§ What this task involves
Copy every line of the listing exactly.

§ Source data

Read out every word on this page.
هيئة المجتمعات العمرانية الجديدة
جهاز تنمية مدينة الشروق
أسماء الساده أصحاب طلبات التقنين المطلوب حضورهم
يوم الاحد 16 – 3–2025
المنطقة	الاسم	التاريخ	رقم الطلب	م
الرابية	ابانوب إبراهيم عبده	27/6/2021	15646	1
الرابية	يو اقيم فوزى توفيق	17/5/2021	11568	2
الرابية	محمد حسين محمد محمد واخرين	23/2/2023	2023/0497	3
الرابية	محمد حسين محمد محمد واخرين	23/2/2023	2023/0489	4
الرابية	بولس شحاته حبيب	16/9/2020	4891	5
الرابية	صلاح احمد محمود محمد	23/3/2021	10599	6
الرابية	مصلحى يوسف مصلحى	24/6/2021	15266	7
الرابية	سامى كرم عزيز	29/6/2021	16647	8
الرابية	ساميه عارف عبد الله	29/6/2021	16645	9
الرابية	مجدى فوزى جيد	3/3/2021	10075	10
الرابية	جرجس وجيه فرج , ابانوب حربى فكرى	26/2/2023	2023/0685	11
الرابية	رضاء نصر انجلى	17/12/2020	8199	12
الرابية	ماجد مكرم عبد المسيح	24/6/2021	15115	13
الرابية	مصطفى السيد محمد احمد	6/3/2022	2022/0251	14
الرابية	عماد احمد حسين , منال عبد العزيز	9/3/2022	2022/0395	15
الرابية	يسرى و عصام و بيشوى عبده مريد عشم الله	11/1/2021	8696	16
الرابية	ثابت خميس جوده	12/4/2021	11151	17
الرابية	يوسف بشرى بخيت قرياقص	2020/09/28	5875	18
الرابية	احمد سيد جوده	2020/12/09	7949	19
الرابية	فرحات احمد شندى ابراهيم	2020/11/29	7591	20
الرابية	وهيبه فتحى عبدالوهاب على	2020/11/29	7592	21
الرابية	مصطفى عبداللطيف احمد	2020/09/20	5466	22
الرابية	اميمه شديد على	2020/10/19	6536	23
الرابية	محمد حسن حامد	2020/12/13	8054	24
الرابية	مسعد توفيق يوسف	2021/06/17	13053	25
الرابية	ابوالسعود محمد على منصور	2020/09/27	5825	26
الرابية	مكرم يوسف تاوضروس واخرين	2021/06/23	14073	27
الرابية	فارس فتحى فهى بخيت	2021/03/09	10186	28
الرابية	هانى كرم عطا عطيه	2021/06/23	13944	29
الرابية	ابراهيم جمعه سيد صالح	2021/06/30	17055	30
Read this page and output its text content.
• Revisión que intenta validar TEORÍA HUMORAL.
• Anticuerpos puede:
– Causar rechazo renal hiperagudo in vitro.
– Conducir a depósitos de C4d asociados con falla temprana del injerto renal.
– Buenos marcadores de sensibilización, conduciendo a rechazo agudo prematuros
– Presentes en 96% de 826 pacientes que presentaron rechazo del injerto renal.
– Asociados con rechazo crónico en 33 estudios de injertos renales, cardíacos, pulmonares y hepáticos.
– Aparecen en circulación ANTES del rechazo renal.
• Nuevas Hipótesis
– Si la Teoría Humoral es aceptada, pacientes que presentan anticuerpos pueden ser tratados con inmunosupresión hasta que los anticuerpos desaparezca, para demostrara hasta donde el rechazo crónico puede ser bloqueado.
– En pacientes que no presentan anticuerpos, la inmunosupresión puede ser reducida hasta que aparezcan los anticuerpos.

§ Answer
Read out every word on this page.
هيئة المجتمعات العمرانية الجديدة
جهاز تنمية مدينة الشروق
أسماء الساده أصحاب طلبات التقنين المطلوب حضورهم
يوم الاحد 16 – 3–2025
المنطقة	الاسم	التاريخ	رقم الطلب	م
الرابية	ابانوب إبراهيم عبده	27/6/2021	15646	1
الرابية	يو اقيم فوزى توفيق	17/5/2021	11568	2
الرابية	محمد حسين محمد محمد واخرين	23/2/2023	2023/0497	3
الرابية	محمد حسين محمد محمد واخرين	23/2/2023	2023/0489	4
الرابية	بولس شحاته حبيب	16/9/2020	4891	5
الرابية	صلاح احمد محمود محمد	23/3/2021	10599	6
الرابية	مصلحى يوسف مصلحى	24/6/2021	15266	7
الرابية	سامى كرم عزيز	29/6/2021	16647	8
الرابية	ساميه عارف عبد الله	29/6/2021	16645	9
الرابية	مجدى فوزى جيد	3/3/2021	10075	10
الرابية	جرجس وجيه فرج , ابانوب حربى فكرى	26/2/2023	2023/0685	11
الرابية	رضاء نصر انجلى	17/12/2020	8199	12
الرابية	ماجد مكرم عبد المسيح	24/6/2021	15115	13
الرابية	مصطفى السيد محمد احمد	6/3/2022	2022/0251	14
الرابية	عماد احمد حسين , منال عبد العزيز	9/3/2022	2022/0395	15
الرابية	يسرى و عصام و بيشوى عبده مريد عشم الله	11/1/2021	8696	16
الرابية	ثابت خميس جوده	12/4/2021	11151	17
الرابية	يوسف بشرى بخيت قرياقص	2020/09/28	5875	18
الرابية	احمد سيد جوده	2020/12/09	7949	19
الرابية	فرحات احمد شندى ابراهيم	2020/11/29	7591	20
الرابية	وهيبه فتحى عبدالوهاب على	2020/11/29	7592	21
الرابية	مصطفى عبداللطيف احمد	2020/09/20	5466	22
الرابية	اميمه شديد على	2020/10/19	6536	23
الرابية	محمد حسن حامد	2020/12/13	8054	24
الرابية	مسعد توفيق يوسف	2021/06/17	13053	25
الرابية	ابوالسعود محمد على منصور	2020/09/27	5825	26
الرابية	مكرم يوسف تاوضروس واخرين	2021/06/23	14073	27
الرابية	فارس فتحى فهى بخيت	2021/03/09	10186	28
الرابية	هانى كرم عطا عطيه	2021/06/23	13944	29
الرابية	ابراهيم جمعه سيد صالح	2021/06/30	17055	30
Read this page and output its text content.
• Revisión que intenta validar TEORÍA HUMORAL.
• Anticuerpos puede:
– Causar rechazo renal hiperagudo in vitro.
– Conducir a depósitos de C4d asociados con falla temprana del injerto renal.
– Buenos marcadores de sensibilización, conduciendo a rechazo agudo prematuros
– Presentes en 96% de 826 pacientes que presentaron rechazo del injerto renal.
– Asociados con rechazo crónico en 33 estudios de injertos renales, cardíacos, pulmonares y hepáticos.
– Aparecen en circulación ANTES del rechazo renal.
• Nuevas Hipótesis
– Si la Teoría Humoral es aceptada, pacientes que presentan anticuerpos pueden ser tratados con inmunosupresión hasta que los anticuerpos desaparezca, para demostrara hasta donde el rechazo crónico puede ser bloqueado.
– En pacientes que no presentan anticuerpos, la inmunosupresión puede ser reducida hasta que aparezcan los anticuerpos.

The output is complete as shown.